#### What this task involves:
Write the data out again, exactly as given.

#### Input:

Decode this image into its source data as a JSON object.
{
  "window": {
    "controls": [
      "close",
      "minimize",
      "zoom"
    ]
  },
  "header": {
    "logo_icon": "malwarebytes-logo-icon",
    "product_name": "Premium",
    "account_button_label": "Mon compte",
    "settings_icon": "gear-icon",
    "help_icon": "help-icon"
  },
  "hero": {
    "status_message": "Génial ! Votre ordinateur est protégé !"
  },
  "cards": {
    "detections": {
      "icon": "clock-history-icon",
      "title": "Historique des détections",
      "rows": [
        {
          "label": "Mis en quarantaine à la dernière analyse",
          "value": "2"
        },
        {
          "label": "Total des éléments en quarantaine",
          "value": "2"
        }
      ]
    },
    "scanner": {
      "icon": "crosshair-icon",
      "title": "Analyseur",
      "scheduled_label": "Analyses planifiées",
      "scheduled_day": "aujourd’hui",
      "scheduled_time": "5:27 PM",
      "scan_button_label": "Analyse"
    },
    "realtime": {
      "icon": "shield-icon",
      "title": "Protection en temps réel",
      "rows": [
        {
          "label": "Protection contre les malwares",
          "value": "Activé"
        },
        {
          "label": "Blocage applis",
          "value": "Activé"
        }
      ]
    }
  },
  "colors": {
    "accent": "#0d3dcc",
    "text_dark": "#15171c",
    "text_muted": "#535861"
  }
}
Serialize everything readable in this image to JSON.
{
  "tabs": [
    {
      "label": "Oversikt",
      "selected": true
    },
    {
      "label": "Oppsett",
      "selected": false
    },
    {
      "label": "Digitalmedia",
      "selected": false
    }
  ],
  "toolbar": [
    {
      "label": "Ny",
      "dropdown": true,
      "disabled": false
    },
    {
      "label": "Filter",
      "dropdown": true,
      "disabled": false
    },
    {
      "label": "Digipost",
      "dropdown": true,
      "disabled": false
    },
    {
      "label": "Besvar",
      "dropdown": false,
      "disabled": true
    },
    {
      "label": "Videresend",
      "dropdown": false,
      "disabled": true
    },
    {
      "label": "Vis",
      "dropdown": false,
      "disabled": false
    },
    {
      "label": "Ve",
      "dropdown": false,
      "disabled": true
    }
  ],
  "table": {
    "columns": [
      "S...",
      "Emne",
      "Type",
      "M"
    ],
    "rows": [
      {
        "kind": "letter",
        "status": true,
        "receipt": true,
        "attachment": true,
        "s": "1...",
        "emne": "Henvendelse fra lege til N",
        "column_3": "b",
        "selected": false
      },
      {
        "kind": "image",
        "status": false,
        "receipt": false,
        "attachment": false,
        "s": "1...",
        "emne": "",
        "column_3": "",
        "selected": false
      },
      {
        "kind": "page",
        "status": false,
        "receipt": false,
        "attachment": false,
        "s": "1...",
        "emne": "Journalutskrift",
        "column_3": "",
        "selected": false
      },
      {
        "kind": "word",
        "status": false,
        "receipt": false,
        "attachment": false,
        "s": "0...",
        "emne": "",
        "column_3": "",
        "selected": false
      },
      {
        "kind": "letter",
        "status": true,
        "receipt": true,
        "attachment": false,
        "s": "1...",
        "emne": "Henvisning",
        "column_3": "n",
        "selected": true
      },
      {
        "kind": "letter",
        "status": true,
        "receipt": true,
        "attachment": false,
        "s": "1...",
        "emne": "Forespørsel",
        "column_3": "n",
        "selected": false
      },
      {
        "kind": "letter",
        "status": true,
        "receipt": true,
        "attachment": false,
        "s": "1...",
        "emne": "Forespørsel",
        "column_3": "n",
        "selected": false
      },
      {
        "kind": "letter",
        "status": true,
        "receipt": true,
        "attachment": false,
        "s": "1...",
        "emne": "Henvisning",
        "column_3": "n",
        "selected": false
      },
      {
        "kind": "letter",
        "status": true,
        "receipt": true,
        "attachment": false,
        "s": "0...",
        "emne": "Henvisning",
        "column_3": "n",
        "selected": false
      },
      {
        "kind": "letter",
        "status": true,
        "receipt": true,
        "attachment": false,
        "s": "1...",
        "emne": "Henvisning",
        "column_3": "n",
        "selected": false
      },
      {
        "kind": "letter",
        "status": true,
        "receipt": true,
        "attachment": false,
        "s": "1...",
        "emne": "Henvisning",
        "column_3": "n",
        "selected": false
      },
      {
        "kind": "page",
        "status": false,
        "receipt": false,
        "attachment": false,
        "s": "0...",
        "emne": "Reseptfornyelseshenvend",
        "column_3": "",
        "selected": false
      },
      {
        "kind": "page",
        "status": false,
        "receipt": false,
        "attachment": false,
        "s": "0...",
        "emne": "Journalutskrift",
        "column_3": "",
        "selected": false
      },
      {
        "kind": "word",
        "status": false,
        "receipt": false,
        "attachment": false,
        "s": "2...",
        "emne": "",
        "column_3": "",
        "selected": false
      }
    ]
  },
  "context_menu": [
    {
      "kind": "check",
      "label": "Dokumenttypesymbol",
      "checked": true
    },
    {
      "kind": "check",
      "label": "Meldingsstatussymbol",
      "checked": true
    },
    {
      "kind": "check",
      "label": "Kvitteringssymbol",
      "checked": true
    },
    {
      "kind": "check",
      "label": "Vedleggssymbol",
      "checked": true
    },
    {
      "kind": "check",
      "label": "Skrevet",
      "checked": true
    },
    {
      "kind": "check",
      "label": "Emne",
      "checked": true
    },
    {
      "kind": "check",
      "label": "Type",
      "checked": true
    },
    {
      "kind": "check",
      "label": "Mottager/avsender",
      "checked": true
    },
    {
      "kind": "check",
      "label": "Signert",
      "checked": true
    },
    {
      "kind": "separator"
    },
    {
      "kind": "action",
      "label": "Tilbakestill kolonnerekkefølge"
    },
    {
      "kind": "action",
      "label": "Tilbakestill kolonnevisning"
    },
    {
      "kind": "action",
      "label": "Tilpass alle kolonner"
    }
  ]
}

#### Complete response:
Decode this image into its source data as a JSON object.
{
  "window": {
    "controls": [
      "close",
      "minimize",
      "zoom"
    ]
  },
  "header": {
    "logo_icon": "malwarebytes-logo-icon",
    "product_name": "Premium",
    "account_button_label": "Mon compte",
    "settings_icon": "gear-icon",
    "help_icon": "help-icon"
  },
  "hero": {
    "status_message": "Génial ! Votre ordinateur est protégé !"
  },
  "cards": {
    "detections": {
      "icon": "clock-history-icon",
      "title": "Historique des détections",
      "rows": [
        {
          "label": "Mis en quarantaine à la dernière analyse",
          "value": "2"
        },
        {
          "label": "Total des éléments en quarantaine",
          "value": "2"
        }
      ]
    },
    "scanner": {
      "icon": "crosshair-icon",
      "title": "Analyseur",
      "scheduled_label": "Analyses planifiées",
      "scheduled_day": "aujourd’hui",
      "scheduled_time": "5:27 PM",
      "scan_button_label": "Analyse"
    },
    "realtime": {
      "icon": "shield-icon",
      "title": "Protection en temps réel",
      "rows": [
        {
          "label": "Protection contre les malwares",
          "value": "Activé"
        },
        {
          "label": "Blocage applis",
          "value": "Activé"
        }
      ]
    }
  },
  "colors": {
    "accent": "#0d3dcc",
    "text_dark": "#15171c",
    "text_muted": "#535861"
  }
}
Serialize everything readable in this image to JSON.
{
  "tabs": [
    {
      "label": "Oversikt",
      "selected": true
    },
    {
      "label": "Oppsett",
      "selected": false
    },
    {
      "label": "Digitalmedia",
      "selected": false
    }
  ],
  "toolbar": [
    {
      "label": "Ny",
      "dropdown": true,
      "disabled": false
    },
    {
      "label": "Filter",
      "dropdown": true,
      "disabled": false
    },
    {
      "label": "Digipost",
      "dropdown": true,
      "disabled": false
    },
    {
      "label": "Besvar",
      "dropdown": false,
      "disabled": true
    },
    {
      "label": "Videresend",
      "dropdown": false,
      "disabled": true
    },
    {
      "label": "Vis",
      "dropdown": false,
      "disabled": false
    },
    {
      "label": "Ve",
      "dropdown": false,
      "disabled": true
    }
  ],
  "table": {
    "columns": [
      "S...",
      "Emne",
      "Type",
      "M"
    ],
    "rows": [
      {
        "kind": "letter",
        "status": true,
        "receipt": true,
        "attachment": true,
        "s": "1...",
        "emne": "Henvendelse fra lege til N",
        "column_3": "b",
        "selected": false
      },
      {
        "kind": "image",
        "status": false,
        "receipt": false,
        "attachment": false,
        "s": "1...",
        "emne": "",
        "column_3": "",
        "selected": false
      },
      {
        "kind": "page",
        "status": false,
        "receipt": false,
        "attachment": false,
        "s": "1...",
        "emne": "Journalutskrift",
        "column_3": "",
        "selected": false
      },
      {
        "kind": "word",
        "status": false,
        "receipt": false,
        "attachment": false,
        "s": "0...",
        "emne": "",
        "column_3": "",
        "selected": false
      },
      {
        "kind": "letter",
        "status": true,
        "receipt": true,
        "attachment": false,
        "s": "1...",
        "emne": "Henvisning",
        "column_3": "n",
        "selected": true
      },
      {
        "kind": "letter",
        "status": true,
        "receipt": true,
        "attachment": false,
        "s": "1...",
        "emne": "Forespørsel",
        "column_3": "n",
        "selected": false
      },
      {
        "kind": "letter",
        "status": true,
        "receipt": true,
        "attachment": false,
        "s": "1...",
        "emne": "Forespørsel",
        "column_3": "n",
        "selected": false
      },
      {
        "kind": "letter",
        "status": true,
        "receipt": true,
        "attachment": false,
        "s": "1...",
        "emne": "Henvisning",
        "column_3": "n",
        "selected": false
      },
      {
        "kind": "letter",
        "status": true,
        "receipt": true,
        "attachment": false,
        "s": "0...",
        "emne": "Henvisning",
        "column_3": "n",
        "selected": false
      },
      {
        "kind": "letter",
        "status": true,
        "receipt": true,
        "attachment": false,
        "s": "1...",
        "emne": "Henvisning",
        "column_3": "n",
        "selected": false
      },
      {
        "kind": "letter",
        "status": true,
        "receipt": true,
        "attachment": false,
        "s": "1...",
        "emne": "Henvisning",
        "column_3": "n",
        "selected": false
      },
      {
        "kind": "page",
        "status": false,
        "receipt": false,
        "attachment": false,
        "s": "0...",
        "emne": "Reseptfornyelseshenvend",
        "column_3": "",
        "selected": false
      },
      {
        "kind": "page",
        "status": false,
        "receipt": false,
        "attachment": false,
        "s": "0...",
        "emne": "Journalutskrift",
        "column_3": "",
        "selected": false
      },
      {
        "kind": "word",
        "status": false,
        "receipt": false,
        "attachment": false,
        "s": "2...",
        "emne": "",
        "column_3": "",
        "selected": false
      }
    ]
  },
  "context_menu": [
    {
      "kind": "check",
      "label": "Dokumenttypesymbol",
      "checked": true
    },
    {
      "kind": "check",
      "label": "Meldingsstatussymbol",
      "checked": true
    },
    {
      "kind": "check",
      "label": "Kvitteringssymbol",
      "checked": true
    },
    {
      "kind": "check",
      "label": "Vedleggssymbol",
      "checked": true
    },
    {
      "kind": "check",
      "label": "Skrevet",
      "checked": true
    },
    {
      "kind": "check",
      "label": "Emne",
      "checked": true
    },
    {
      "kind": "check",
      "label": "Type",
      "checked": true
    },
    {
      "kind": "check",
      "label": "Mottager/avsender",
      "checked": true
    },
    {
      "kind": "check",
      "label": "Signert",
      "checked": true
    },
    {
      "kind": "separator"
    },
    {
      "kind": "action",
      "label": "Tilbakestill kolonnerekkefølge"
    },
    {
      "kind": "action",
      "label": "Tilbakestill kolonnevisning"
    },
    {
      "kind": "action",
      "label": "Tilpass alle kolonner"
    }
  ]
}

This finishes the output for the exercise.